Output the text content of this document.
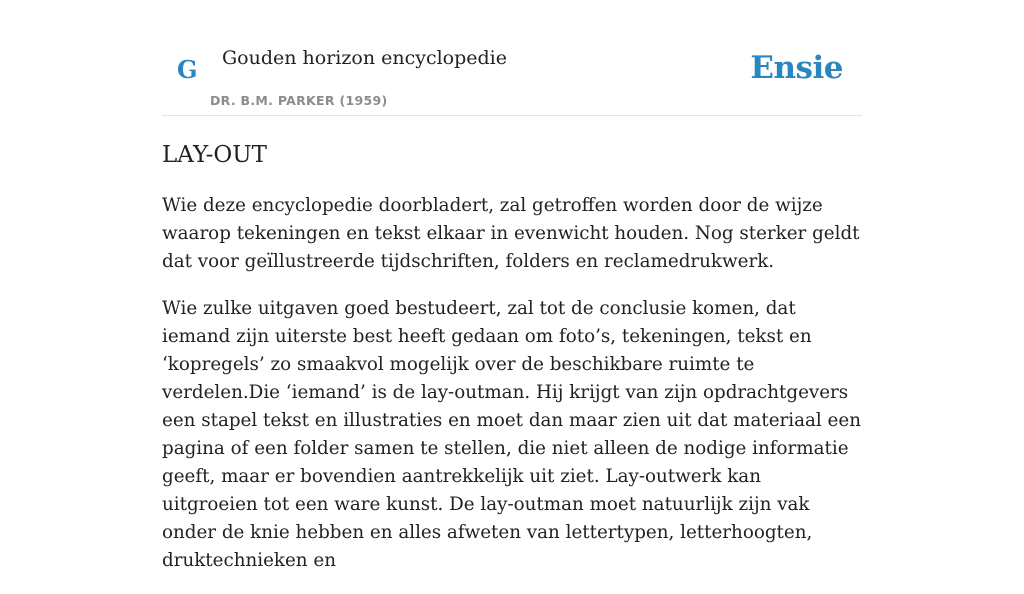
G Gouden horizon encyclopedie
DR. B.M. PARKER (1959)
Ensie
LAY-OUT

Wie deze encyclopedie doorbladert, zal getroffen worden door de wijze waarop tekeningen en tekst elkaar in evenwicht houden. Nog sterker geldt dat voor geïllustreerde tijdschriften, folders en reclamedrukwerk.

Wie zulke uitgaven goed bestudeert, zal tot de conclusie komen, dat iemand zijn uiterste best heeft gedaan om foto’s, tekeningen, tekst en ‘kopregels’ zo smaakvol mogelijk over de beschikbare ruimte te verdelen.Die ‘iemand’ is de lay-outman. Hij krijgt van zijn opdrachtgevers een stapel tekst en illustraties en moet dan maar zien uit dat materiaal een pagina of een folder samen te stellen, die niet alleen de nodige informatie geeft, maar er bovendien aantrekkelijk uit ziet. Lay-outwerk kan uitgroeien tot een ware kunst. De lay-outman moet natuurlijk zijn vak onder de knie hebben en alles afweten van lettertypen, letterhoogten, druktechnieken en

* **Directive**:
Reproduce the entries above without change, omitting all pictures.

* **Task result**:
Output the text content of this document.
G Gouden horizon encyclopedie
DR. B.M. PARKER (1959)
Ensie
LAY-OUT

Wie deze encyclopedie doorbladert, zal getroffen worden door de wijze waarop tekeningen en tekst elkaar in evenwicht houden. Nog sterker geldt dat voor geïllustreerde tijdschriften, folders en reclamedrukwerk.

Wie zulke uitgaven goed bestudeert, zal tot de conclusie komen, dat iemand zijn uiterste best heeft gedaan om foto’s, tekeningen, tekst en ‘kopregels’ zo smaakvol mogelijk over de beschikbare ruimte te verdelen.Die ‘iemand’ is de lay-outman. Hij krijgt van zijn opdrachtgevers een stapel tekst en illustraties en moet dan maar zien uit dat materiaal een pagina of een folder samen te stellen, die niet alleen de nodige informatie geeft, maar er bovendien aantrekkelijk uit ziet. Lay-outwerk kan uitgroeien tot een ware kunst. De lay-outman moet natuurlijk zijn vak onder de knie hebben en alles afweten van lettertypen, letterhoogten, druktechnieken en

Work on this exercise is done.